(Figure collection entries)
* Start *

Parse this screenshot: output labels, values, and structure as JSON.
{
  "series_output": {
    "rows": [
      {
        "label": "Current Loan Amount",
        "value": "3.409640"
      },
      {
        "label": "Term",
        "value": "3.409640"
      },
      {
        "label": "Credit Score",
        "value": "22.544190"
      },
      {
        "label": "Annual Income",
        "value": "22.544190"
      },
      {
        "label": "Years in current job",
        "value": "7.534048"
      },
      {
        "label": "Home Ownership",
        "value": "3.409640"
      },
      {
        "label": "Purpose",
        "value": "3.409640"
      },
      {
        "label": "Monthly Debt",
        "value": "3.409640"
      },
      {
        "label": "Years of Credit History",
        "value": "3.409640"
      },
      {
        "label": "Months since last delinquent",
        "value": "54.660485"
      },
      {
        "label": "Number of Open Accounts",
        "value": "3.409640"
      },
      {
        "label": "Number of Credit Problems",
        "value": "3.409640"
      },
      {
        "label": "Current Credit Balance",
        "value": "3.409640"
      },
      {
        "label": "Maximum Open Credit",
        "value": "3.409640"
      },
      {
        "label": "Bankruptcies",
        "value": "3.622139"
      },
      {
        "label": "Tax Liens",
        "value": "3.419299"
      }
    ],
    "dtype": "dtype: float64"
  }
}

* End *

### TASK STATEMENT
Using the material above, print every entry exactly as written.

### FINISHED ANSWER
Parse this screenshot: output labels, values, and structure as JSON.
{
  "series_output": {
    "rows": [
      {
        "label": "Current Loan Amount",
        "value": "3.409640"
      },
      {
        "label": "Term",
        "value": "3.409640"
      },
      {
        "label": "Credit Score",
        "value": "22.544190"
      },
      {
        "label": "Annual Income",
        "value": "22.544190"
      },
      {
        "label": "Years in current job",
        "value": "7.534048"
      },
      {
        "label": "Home Ownership",
        "value": "3.409640"
      },
      {
        "label": "Purpose",
        "value": "3.409640"
      },
      {
        "label": "Monthly Debt",
        "value": "3.409640"
      },
      {
        "label": "Years of Credit History",
        "value": "3.409640"
      },
      {
        "label": "Months since last delinquent",
        "value": "54.660485"
      },
      {
        "label": "Number of Open Accounts",
        "value": "3.409640"
      },
      {
        "label": "Number of Credit Problems",
        "value": "3.409640"
      },
      {
        "label": "Current Credit Balance",
        "value": "3.409640"
      },
      {
        "label": "Maximum Open Credit",
        "value": "3.409640"
      },
      {
        "label": "Bankruptcies",
        "value": "3.622139"
      },
      {
        "label": "Tax Liens",
        "value": "3.419299"
      }
    ],
    "dtype": "dtype: float64"
  }
}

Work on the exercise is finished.